**STATED PROBLEM**:
Return the entries verbatim and drop every picture.

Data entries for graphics
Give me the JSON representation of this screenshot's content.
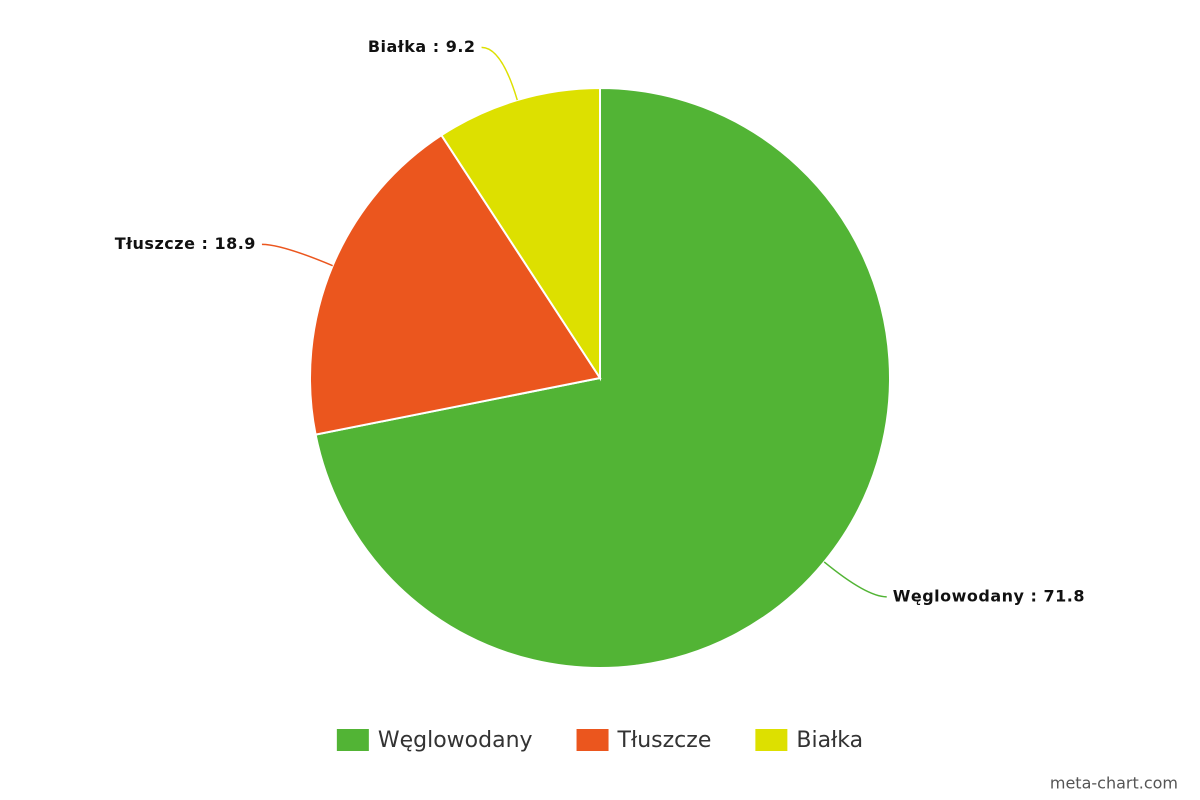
{
  "chart_data": {
    "type": "pie",
    "categories": [
      "Węglowodany",
      "Tłuszcze",
      "Białka"
    ],
    "values": [
      71.8,
      18.9,
      9.2
    ],
    "value_labels": [
      "Węglowodany : 71.8",
      "Tłuszcze : 18.9",
      "Białka : 9.2"
    ],
    "colors": [
      "#52b435",
      "#eb561e",
      "#dde000"
    ],
    "legend": "bottom",
    "credit": "meta-chart.com"
  }
}
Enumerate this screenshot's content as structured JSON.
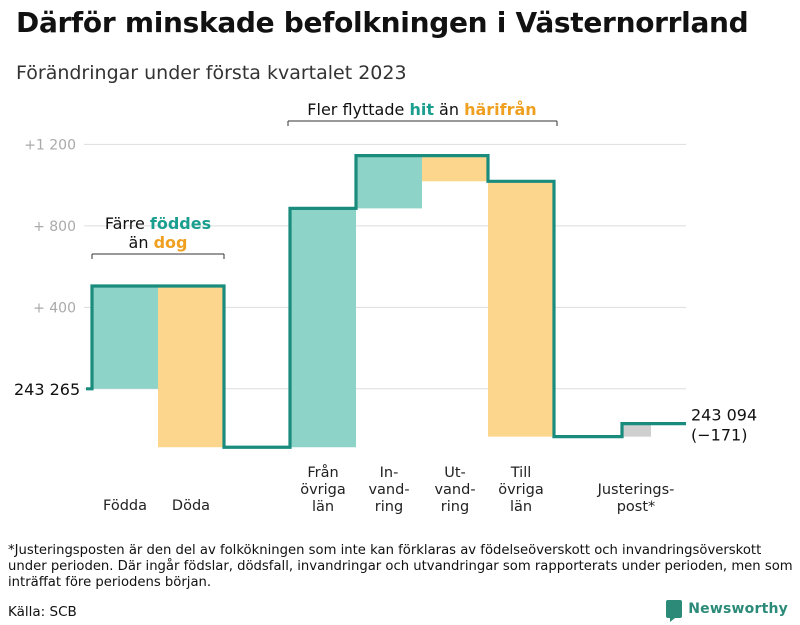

**EXERCISE RESPONSE**:
Give me the JSON representation of this screenshot's content.
{
  "chart_data": {
    "type": "pie",
    "categories": [
      "Węglowodany",
      "Tłuszcze",
      "Białka"
    ],
    "values": [
      71.8,
      18.9,
      9.2
    ],
    "value_labels": [
      "Węglowodany : 71.8",
      "Tłuszcze : 18.9",
      "Białka : 9.2"
    ],
    "colors": [
      "#52b435",
      "#eb561e",
      "#dde000"
    ],
    "legend": "bottom",
    "credit": "meta-chart.com"
  }
}
Enumerate this screenshot's content as structured JSON.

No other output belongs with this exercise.